■ Exercise: Scan the material and copy every line in which "Conversation" appears.

"""

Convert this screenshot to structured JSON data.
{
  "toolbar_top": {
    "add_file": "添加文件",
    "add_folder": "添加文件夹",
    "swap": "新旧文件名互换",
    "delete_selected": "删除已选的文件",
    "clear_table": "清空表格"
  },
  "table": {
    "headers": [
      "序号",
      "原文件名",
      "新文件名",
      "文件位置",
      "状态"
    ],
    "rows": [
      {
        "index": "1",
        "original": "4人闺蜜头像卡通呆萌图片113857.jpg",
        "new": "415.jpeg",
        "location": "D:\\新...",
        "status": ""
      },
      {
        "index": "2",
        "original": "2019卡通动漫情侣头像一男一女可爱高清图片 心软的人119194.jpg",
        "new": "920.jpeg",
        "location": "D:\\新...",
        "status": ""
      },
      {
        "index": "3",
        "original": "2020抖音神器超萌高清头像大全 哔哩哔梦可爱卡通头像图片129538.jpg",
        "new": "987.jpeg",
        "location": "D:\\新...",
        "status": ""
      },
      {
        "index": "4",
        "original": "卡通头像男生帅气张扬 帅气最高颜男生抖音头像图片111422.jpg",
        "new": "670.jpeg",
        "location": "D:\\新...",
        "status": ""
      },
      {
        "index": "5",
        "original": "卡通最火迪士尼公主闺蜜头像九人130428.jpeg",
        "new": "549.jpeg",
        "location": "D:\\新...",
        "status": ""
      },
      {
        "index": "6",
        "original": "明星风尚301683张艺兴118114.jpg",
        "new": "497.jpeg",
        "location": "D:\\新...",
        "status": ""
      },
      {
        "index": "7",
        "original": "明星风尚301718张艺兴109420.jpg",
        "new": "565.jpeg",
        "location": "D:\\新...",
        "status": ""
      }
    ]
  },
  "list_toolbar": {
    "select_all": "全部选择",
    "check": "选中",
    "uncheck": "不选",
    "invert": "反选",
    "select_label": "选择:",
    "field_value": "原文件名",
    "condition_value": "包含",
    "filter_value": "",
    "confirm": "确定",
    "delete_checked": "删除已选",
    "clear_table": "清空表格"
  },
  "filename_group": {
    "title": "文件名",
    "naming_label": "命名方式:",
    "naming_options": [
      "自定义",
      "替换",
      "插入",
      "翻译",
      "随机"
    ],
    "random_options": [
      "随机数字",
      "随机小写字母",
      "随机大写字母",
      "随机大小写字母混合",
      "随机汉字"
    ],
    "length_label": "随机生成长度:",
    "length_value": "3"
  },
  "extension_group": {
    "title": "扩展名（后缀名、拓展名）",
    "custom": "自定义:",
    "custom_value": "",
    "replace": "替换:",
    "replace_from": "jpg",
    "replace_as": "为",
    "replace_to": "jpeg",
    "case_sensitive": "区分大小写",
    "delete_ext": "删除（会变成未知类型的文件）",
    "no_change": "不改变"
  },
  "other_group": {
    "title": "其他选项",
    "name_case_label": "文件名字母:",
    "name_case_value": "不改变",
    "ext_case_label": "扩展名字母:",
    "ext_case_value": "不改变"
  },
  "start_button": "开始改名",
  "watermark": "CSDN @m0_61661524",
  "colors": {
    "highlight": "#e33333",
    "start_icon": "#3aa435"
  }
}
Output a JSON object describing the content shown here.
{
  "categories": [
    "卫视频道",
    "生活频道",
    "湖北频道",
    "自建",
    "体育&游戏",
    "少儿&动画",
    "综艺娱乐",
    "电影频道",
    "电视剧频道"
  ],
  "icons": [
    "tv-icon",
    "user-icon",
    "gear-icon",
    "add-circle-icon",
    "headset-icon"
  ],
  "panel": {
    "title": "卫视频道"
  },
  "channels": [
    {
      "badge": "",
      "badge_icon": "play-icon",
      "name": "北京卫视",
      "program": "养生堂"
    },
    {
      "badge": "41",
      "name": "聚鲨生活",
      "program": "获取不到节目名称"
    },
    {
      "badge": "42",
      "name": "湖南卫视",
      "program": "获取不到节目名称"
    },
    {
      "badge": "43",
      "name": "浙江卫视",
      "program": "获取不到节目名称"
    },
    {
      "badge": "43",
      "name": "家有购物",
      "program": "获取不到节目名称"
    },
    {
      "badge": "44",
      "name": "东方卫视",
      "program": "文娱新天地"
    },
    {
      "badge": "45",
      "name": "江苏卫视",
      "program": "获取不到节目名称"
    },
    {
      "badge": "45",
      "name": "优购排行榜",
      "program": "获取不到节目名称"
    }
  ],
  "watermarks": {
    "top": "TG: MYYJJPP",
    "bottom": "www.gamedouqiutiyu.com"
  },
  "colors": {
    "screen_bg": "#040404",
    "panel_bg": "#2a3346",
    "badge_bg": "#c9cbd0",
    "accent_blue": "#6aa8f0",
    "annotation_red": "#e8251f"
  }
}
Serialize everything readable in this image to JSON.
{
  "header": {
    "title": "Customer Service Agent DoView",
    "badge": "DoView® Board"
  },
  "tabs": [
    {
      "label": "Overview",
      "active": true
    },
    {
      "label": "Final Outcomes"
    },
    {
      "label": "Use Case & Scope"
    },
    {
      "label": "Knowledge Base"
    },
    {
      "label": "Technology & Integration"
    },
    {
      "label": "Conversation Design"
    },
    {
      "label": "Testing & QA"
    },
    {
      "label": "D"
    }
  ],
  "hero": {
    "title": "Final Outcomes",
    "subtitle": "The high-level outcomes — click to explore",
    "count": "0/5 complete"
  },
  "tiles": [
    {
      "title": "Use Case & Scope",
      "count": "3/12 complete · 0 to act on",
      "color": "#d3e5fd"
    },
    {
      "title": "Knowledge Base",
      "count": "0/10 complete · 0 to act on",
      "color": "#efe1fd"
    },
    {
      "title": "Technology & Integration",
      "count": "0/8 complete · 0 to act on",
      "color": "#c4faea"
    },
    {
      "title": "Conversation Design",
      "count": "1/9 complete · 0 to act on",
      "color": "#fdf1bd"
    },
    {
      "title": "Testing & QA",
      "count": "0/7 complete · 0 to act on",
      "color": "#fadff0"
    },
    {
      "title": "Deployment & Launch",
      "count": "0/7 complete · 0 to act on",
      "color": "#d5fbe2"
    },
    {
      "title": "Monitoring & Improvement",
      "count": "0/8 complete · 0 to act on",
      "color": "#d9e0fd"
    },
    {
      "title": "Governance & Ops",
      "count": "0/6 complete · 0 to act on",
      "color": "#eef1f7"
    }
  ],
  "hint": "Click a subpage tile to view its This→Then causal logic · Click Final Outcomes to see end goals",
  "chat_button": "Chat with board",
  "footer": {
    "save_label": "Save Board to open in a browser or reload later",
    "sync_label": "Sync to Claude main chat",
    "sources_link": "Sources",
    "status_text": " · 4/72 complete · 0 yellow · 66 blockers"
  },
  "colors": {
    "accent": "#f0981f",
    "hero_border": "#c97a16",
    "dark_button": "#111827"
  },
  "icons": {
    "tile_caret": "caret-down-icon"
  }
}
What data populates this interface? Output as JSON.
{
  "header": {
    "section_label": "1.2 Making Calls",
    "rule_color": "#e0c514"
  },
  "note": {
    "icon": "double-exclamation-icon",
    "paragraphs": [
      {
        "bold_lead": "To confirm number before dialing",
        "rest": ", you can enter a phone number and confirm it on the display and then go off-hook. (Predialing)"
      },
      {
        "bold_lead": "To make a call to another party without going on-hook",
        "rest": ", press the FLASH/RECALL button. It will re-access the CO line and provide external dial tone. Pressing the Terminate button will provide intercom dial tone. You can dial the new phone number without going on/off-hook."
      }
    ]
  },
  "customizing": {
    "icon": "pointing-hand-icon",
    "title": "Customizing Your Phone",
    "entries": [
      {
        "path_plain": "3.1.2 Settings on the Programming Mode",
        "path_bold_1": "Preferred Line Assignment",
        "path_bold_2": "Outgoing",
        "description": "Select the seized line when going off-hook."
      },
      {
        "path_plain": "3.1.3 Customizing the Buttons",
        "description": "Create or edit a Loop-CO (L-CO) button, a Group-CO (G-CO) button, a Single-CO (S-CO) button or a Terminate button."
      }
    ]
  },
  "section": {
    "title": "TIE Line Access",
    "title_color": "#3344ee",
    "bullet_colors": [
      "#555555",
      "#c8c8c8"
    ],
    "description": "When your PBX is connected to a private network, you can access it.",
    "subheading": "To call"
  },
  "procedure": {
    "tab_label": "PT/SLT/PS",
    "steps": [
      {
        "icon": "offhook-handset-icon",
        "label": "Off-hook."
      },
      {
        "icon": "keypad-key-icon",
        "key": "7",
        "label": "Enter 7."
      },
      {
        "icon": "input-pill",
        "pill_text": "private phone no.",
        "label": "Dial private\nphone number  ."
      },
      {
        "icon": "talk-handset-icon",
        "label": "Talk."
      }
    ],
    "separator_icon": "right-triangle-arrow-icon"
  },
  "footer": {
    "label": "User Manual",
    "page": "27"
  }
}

"""

■ Completed exercise:
      "label": "Conversation Design"
      "title": "Conversation Design",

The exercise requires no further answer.